• [WORK TO COMPLETE]:
Reproduce exactly, with no other output, every line of the data below from the line containing "Convert this document image to plain text." to the end, inclusive.

--- INPUT RECORDS ---

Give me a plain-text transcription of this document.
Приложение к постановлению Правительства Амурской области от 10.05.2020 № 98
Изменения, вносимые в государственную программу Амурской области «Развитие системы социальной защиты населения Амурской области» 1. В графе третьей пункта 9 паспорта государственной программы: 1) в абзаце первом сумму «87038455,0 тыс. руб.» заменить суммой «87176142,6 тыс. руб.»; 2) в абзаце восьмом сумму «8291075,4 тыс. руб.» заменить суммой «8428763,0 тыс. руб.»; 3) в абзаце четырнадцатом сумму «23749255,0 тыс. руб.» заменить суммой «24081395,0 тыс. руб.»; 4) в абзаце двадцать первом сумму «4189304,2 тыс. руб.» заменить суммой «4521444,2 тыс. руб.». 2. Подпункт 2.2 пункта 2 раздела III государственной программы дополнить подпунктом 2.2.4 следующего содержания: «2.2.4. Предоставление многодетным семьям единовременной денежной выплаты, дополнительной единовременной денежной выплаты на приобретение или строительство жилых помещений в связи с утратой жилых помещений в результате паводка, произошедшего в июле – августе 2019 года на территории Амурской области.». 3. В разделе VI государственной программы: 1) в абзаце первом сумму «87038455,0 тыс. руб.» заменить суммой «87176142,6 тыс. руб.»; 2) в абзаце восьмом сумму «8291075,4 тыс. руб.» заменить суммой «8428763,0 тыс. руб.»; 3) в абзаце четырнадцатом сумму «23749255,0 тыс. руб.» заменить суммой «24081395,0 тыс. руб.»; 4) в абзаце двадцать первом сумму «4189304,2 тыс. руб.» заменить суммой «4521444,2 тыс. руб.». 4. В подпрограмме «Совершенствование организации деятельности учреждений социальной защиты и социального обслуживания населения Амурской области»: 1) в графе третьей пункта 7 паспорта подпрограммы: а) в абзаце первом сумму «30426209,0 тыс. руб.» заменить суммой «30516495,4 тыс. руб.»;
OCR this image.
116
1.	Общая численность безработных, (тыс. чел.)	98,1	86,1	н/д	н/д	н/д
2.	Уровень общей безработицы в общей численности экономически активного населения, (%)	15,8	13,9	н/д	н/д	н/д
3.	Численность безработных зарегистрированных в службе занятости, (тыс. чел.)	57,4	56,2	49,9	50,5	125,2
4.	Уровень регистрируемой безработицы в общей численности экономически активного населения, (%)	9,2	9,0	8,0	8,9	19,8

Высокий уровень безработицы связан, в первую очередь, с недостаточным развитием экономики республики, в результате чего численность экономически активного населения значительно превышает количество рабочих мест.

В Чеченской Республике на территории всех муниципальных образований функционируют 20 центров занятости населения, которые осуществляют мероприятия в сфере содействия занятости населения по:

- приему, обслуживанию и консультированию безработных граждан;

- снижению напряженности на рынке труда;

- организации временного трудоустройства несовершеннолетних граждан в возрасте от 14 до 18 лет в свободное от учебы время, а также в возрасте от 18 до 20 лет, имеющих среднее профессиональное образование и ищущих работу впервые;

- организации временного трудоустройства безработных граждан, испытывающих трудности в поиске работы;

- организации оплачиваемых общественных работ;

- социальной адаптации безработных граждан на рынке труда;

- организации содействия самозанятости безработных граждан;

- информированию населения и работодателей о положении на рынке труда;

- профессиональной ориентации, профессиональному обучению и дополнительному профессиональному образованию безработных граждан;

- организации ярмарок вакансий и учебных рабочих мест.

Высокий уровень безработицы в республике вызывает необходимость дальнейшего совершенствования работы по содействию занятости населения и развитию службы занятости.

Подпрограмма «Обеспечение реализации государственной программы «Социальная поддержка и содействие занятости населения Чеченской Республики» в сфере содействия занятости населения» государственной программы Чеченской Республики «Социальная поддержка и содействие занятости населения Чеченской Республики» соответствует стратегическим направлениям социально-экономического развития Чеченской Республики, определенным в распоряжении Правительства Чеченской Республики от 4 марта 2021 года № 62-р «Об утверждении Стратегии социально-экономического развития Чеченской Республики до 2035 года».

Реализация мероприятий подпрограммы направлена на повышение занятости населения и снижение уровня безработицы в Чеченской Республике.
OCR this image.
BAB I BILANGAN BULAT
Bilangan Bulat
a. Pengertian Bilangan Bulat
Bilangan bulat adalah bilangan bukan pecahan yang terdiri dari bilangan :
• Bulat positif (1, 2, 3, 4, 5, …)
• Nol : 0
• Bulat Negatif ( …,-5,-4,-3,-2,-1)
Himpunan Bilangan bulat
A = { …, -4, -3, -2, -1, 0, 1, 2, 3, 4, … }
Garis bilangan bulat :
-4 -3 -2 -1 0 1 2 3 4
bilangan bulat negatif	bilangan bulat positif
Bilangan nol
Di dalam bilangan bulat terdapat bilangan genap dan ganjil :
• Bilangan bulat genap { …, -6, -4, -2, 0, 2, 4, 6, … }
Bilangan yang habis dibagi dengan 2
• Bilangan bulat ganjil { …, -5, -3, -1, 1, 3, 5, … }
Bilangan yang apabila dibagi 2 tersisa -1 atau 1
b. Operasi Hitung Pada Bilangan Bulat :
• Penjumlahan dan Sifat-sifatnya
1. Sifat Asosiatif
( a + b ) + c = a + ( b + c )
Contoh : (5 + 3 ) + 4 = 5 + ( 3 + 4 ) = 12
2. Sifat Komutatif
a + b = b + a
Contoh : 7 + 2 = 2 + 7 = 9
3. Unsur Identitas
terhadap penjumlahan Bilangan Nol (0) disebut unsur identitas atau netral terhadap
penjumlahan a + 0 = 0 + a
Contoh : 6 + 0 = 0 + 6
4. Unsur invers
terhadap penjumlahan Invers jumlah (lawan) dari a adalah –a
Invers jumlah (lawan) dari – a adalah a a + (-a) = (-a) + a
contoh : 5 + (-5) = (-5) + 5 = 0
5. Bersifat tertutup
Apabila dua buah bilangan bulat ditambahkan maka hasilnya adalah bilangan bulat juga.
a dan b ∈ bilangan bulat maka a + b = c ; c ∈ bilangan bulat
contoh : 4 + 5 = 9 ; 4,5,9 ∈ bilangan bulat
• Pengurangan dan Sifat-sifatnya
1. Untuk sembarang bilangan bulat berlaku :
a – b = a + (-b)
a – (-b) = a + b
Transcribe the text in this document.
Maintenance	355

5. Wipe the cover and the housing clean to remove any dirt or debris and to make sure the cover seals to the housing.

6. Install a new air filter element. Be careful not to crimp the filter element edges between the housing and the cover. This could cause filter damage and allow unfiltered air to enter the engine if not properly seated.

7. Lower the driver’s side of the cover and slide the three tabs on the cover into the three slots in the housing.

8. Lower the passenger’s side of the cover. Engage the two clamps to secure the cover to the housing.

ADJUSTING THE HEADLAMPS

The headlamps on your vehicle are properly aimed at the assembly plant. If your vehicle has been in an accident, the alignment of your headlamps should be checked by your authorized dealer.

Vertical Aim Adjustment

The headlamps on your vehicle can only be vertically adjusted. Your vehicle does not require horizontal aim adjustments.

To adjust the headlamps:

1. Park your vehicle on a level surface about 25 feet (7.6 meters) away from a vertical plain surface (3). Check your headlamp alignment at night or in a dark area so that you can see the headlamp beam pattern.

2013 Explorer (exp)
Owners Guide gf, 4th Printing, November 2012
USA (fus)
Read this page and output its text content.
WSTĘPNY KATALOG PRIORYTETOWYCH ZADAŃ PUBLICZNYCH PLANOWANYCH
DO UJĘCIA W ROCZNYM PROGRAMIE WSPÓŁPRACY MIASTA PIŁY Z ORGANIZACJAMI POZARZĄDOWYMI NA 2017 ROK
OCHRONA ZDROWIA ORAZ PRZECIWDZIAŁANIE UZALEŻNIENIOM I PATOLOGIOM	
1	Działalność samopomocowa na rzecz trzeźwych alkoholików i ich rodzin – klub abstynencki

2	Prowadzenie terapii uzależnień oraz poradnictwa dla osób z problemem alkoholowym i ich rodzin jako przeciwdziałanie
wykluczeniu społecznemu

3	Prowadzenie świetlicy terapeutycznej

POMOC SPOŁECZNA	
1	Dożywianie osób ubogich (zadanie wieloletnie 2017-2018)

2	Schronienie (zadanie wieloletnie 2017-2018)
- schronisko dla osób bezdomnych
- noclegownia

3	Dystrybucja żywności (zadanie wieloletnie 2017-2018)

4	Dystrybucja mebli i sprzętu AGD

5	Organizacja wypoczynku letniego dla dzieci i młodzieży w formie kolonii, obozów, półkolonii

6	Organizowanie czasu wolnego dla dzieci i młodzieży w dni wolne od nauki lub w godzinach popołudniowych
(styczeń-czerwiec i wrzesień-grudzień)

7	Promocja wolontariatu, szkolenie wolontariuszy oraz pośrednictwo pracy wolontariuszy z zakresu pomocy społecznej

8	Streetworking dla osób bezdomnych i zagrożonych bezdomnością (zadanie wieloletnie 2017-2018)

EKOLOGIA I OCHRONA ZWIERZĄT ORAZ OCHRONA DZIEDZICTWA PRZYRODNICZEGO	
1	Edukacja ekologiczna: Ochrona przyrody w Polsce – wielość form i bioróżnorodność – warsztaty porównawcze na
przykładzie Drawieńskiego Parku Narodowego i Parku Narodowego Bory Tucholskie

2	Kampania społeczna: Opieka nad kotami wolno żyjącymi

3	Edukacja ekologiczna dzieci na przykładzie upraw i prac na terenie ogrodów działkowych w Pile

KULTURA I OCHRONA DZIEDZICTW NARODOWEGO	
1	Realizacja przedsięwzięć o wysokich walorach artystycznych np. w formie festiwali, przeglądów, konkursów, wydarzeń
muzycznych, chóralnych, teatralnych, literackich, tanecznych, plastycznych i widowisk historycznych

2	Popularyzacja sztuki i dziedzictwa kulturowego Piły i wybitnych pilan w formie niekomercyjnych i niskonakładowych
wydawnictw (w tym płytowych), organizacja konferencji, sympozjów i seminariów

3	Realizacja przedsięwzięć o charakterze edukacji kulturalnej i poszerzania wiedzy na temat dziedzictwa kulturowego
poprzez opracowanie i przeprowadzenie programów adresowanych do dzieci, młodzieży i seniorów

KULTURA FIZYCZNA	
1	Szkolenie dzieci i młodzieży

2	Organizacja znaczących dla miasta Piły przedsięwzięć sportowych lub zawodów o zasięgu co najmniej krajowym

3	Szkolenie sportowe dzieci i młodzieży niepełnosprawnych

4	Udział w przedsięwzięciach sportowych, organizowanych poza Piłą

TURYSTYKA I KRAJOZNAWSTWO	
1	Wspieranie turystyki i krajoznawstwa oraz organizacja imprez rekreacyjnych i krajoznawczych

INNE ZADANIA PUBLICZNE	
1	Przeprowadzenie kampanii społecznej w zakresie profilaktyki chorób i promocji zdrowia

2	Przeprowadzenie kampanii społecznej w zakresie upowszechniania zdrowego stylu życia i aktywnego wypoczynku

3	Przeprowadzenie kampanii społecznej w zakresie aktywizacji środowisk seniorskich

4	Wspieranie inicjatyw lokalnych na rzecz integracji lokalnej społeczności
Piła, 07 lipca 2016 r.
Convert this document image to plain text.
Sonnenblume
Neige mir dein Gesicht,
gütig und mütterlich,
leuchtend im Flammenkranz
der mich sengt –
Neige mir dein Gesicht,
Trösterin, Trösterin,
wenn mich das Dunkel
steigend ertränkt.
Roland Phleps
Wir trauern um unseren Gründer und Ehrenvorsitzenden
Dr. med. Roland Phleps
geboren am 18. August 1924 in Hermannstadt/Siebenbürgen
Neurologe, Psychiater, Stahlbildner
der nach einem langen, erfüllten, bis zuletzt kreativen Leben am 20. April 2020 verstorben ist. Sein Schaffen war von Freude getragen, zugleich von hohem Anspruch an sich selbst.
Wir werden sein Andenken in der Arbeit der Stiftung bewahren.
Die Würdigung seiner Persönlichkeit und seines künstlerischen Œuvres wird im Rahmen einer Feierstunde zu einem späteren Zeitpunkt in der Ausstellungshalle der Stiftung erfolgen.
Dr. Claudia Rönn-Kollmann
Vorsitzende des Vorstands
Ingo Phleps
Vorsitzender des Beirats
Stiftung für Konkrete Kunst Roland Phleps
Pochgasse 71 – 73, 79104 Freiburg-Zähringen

---

• [ANSWER FOR THIS EXERCISE]:
Convert this document image to plain text.
Sonnenblume
Neige mir dein Gesicht,
gütig und mütterlich,
leuchtend im Flammenkranz
der mich sengt –
Neige mir dein Gesicht,
Trösterin, Trösterin,
wenn mich das Dunkel
steigend ertränkt.
Roland Phleps
Wir trauern um unseren Gründer und Ehrenvorsitzenden
Dr. med. Roland Phleps
geboren am 18. August 1924 in Hermannstadt/Siebenbürgen
Neurologe, Psychiater, Stahlbildner
der nach einem langen, erfüllten, bis zuletzt kreativen Leben am 20. April 2020 verstorben ist. Sein Schaffen war von Freude getragen, zugleich von hohem Anspruch an sich selbst.
Wir werden sein Andenken in der Arbeit der Stiftung bewahren.
Die Würdigung seiner Persönlichkeit und seines künstlerischen Œuvres wird im Rahmen einer Feierstunde zu einem späteren Zeitpunkt in der Ausstellungshalle der Stiftung erfolgen.
Dr. Claudia Rönn-Kollmann
Vorsitzende des Vorstands
Ingo Phleps
Vorsitzender des Beirats
Stiftung für Konkrete Kunst Roland Phleps
Pochgasse 71 – 73, 79104 Freiburg-Zähringen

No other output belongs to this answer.